◆ Provided records:
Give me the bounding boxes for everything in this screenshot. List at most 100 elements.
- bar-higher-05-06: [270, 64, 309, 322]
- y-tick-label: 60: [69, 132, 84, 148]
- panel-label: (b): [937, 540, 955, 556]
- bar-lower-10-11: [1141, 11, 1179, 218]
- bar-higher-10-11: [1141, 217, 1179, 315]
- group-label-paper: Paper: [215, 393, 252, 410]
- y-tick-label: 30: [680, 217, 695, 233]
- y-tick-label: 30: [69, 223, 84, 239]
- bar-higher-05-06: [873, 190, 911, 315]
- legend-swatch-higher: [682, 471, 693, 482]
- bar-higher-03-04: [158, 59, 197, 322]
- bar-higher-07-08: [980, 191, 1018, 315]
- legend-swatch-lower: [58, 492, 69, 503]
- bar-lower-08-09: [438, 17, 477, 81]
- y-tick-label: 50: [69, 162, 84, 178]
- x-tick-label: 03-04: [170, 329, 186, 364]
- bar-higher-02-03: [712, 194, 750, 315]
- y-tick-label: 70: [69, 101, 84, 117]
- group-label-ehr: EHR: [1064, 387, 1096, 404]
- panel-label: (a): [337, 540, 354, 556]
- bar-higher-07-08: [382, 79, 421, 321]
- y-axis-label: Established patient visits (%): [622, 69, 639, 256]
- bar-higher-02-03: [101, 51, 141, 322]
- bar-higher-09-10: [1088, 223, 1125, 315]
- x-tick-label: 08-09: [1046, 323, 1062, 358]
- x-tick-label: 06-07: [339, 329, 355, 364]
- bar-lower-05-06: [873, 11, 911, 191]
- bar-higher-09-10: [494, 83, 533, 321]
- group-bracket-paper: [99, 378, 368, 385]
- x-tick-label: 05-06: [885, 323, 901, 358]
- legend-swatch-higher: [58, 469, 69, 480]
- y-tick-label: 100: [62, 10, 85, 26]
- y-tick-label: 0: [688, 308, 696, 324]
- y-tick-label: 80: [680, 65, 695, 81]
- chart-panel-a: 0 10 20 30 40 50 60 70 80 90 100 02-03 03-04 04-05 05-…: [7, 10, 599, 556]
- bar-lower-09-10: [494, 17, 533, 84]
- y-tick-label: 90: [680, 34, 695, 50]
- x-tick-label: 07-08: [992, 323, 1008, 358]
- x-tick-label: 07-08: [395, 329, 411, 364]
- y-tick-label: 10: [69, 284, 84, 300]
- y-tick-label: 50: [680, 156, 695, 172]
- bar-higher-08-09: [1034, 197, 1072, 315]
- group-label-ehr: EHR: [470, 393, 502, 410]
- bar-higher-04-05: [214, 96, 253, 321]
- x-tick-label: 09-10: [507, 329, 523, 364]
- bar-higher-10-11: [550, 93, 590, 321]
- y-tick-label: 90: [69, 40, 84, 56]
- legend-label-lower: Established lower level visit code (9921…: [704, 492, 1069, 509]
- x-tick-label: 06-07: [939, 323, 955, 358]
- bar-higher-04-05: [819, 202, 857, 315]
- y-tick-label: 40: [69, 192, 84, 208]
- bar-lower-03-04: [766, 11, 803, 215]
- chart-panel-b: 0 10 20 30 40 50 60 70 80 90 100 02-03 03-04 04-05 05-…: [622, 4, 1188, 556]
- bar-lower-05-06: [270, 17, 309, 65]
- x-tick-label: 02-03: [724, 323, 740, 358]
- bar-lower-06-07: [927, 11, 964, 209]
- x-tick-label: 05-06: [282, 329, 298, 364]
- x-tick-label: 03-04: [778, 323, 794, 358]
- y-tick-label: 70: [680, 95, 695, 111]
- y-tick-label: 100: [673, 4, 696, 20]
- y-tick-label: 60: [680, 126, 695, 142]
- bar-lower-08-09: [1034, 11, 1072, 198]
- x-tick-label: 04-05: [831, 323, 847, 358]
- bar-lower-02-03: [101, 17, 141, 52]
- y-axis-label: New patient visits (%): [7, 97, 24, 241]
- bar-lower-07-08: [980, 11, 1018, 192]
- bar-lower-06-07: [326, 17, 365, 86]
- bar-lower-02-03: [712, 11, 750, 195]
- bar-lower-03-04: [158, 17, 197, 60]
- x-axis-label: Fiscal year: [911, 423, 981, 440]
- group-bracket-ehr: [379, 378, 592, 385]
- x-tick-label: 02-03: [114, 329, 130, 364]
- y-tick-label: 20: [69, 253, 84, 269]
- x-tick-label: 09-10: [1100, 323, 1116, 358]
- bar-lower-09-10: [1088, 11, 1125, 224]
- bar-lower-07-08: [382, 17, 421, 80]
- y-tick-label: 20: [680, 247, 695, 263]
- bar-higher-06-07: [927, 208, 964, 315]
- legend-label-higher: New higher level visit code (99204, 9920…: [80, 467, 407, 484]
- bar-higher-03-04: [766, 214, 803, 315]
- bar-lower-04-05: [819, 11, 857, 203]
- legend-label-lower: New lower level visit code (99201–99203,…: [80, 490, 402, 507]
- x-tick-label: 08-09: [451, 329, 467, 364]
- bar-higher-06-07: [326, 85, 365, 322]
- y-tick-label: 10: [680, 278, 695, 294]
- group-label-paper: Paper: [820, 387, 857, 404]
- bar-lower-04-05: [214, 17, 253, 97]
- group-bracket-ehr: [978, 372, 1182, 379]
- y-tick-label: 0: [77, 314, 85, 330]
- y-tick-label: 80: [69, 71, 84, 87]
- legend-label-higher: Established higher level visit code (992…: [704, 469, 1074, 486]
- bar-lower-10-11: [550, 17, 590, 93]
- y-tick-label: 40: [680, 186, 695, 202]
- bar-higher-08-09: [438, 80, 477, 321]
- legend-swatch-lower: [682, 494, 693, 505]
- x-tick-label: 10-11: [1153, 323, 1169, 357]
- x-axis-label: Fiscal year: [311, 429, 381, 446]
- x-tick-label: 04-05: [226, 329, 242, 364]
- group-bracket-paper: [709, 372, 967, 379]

◆ Task description: Reproduce the material above word for word, with every line in its original order.

◆ Exercise solution:
Give me the bounding boxes for everything in this screenshot. List at most 100 elements.
- bar-higher-05-06: [270, 64, 309, 322]
- y-tick-label: 60: [69, 132, 84, 148]
- panel-label: (b): [937, 540, 955, 556]
- bar-lower-10-11: [1141, 11, 1179, 218]
- bar-higher-10-11: [1141, 217, 1179, 315]
- group-label-paper: Paper: [215, 393, 252, 410]
- y-tick-label: 30: [680, 217, 695, 233]
- y-tick-label: 30: [69, 223, 84, 239]
- bar-higher-05-06: [873, 190, 911, 315]
- legend-swatch-higher: [682, 471, 693, 482]
- bar-higher-03-04: [158, 59, 197, 322]
- bar-higher-07-08: [980, 191, 1018, 315]
- legend-swatch-lower: [58, 492, 69, 503]
- bar-lower-08-09: [438, 17, 477, 81]
- y-tick-label: 50: [69, 162, 84, 178]
- x-tick-label: 03-04: [170, 329, 186, 364]
- bar-higher-02-03: [712, 194, 750, 315]
- y-tick-label: 70: [69, 101, 84, 117]
- group-label-ehr: EHR: [1064, 387, 1096, 404]
- panel-label: (a): [337, 540, 354, 556]
- bar-higher-07-08: [382, 79, 421, 321]
- y-axis-label: Established patient visits (%): [622, 69, 639, 256]
- bar-higher-02-03: [101, 51, 141, 322]
- bar-higher-09-10: [1088, 223, 1125, 315]
- x-tick-label: 08-09: [1046, 323, 1062, 358]
- x-tick-label: 06-07: [339, 329, 355, 364]
- bar-lower-05-06: [873, 11, 911, 191]
- bar-higher-09-10: [494, 83, 533, 321]
- group-bracket-paper: [99, 378, 368, 385]
- x-tick-label: 05-06: [885, 323, 901, 358]
- legend-swatch-higher: [58, 469, 69, 480]
- y-tick-label: 100: [62, 10, 85, 26]
- y-tick-label: 0: [688, 308, 696, 324]
- y-tick-label: 80: [680, 65, 695, 81]
- chart-panel-a: 0 10 20 30 40 50 60 70 80 90 100 02-03 03-04 04-05 05-…: [7, 10, 599, 556]
- bar-lower-09-10: [494, 17, 533, 84]
- y-tick-label: 90: [680, 34, 695, 50]
- x-tick-label: 07-08: [992, 323, 1008, 358]
- x-tick-label: 07-08: [395, 329, 411, 364]
- y-tick-label: 10: [69, 284, 84, 300]
- y-tick-label: 50: [680, 156, 695, 172]
- bar-higher-08-09: [1034, 197, 1072, 315]
- group-label-ehr: EHR: [470, 393, 502, 410]
- bar-higher-04-05: [214, 96, 253, 321]
- x-tick-label: 09-10: [507, 329, 523, 364]
- bar-higher-10-11: [550, 93, 590, 321]
- y-tick-label: 90: [69, 40, 84, 56]
- legend-label-lower: Established lower level visit code (9921…: [704, 492, 1069, 509]
- x-tick-label: 06-07: [939, 323, 955, 358]
- bar-higher-04-05: [819, 202, 857, 315]
- y-tick-label: 40: [69, 192, 84, 208]
- bar-lower-03-04: [766, 11, 803, 215]
- chart-panel-b: 0 10 20 30 40 50 60 70 80 90 100 02-03 03-04 04-05 05-…: [622, 4, 1188, 556]
- bar-lower-05-06: [270, 17, 309, 65]
- x-tick-label: 02-03: [724, 323, 740, 358]
- bar-lower-06-07: [927, 11, 964, 209]
- x-tick-label: 05-06: [282, 329, 298, 364]
- x-tick-label: 03-04: [778, 323, 794, 358]
- y-tick-label: 70: [680, 95, 695, 111]
- y-tick-label: 100: [673, 4, 696, 20]
- y-tick-label: 60: [680, 126, 695, 142]
- bar-lower-08-09: [1034, 11, 1072, 198]
- x-tick-label: 04-05: [831, 323, 847, 358]
- bar-lower-02-03: [101, 17, 141, 52]
- y-axis-label: New patient visits (%): [7, 97, 24, 241]
- bar-lower-07-08: [980, 11, 1018, 192]
- bar-lower-06-07: [326, 17, 365, 86]
- bar-lower-02-03: [712, 11, 750, 195]
- bar-lower-03-04: [158, 17, 197, 60]
- x-axis-label: Fiscal year: [911, 423, 981, 440]
- group-bracket-ehr: [379, 378, 592, 385]
- x-tick-label: 02-03: [114, 329, 130, 364]
- y-tick-label: 20: [69, 253, 84, 269]
- x-tick-label: 09-10: [1100, 323, 1116, 358]
- bar-lower-09-10: [1088, 11, 1125, 224]
- bar-lower-07-08: [382, 17, 421, 80]
- y-tick-label: 20: [680, 247, 695, 263]
- bar-higher-06-07: [927, 208, 964, 315]
- legend-label-higher: New higher level visit code (99204, 9920…: [80, 467, 407, 484]
- bar-higher-03-04: [766, 214, 803, 315]
- bar-lower-04-05: [819, 11, 857, 203]
- legend-label-lower: New lower level visit code (99201–99203,…: [80, 490, 402, 507]
- x-tick-label: 08-09: [451, 329, 467, 364]
- bar-higher-06-07: [326, 85, 365, 322]
- y-tick-label: 10: [680, 278, 695, 294]
- group-label-paper: Paper: [820, 387, 857, 404]
- bar-lower-04-05: [214, 17, 253, 97]
- group-bracket-ehr: [978, 372, 1182, 379]
- y-tick-label: 0: [77, 314, 85, 330]
- y-tick-label: 80: [69, 71, 84, 87]
- legend-label-higher: Established higher level visit code (992…: [704, 469, 1074, 486]
- bar-lower-10-11: [550, 17, 590, 93]
- y-tick-label: 40: [680, 186, 695, 202]
- bar-higher-08-09: [438, 80, 477, 321]
- legend-swatch-lower: [682, 494, 693, 505]
- x-tick-label: 10-11: [1153, 323, 1169, 357]
- x-axis-label: Fiscal year: [311, 429, 381, 446]
- x-tick-label: 04-05: [226, 329, 242, 364]
- group-bracket-paper: [709, 372, 967, 379]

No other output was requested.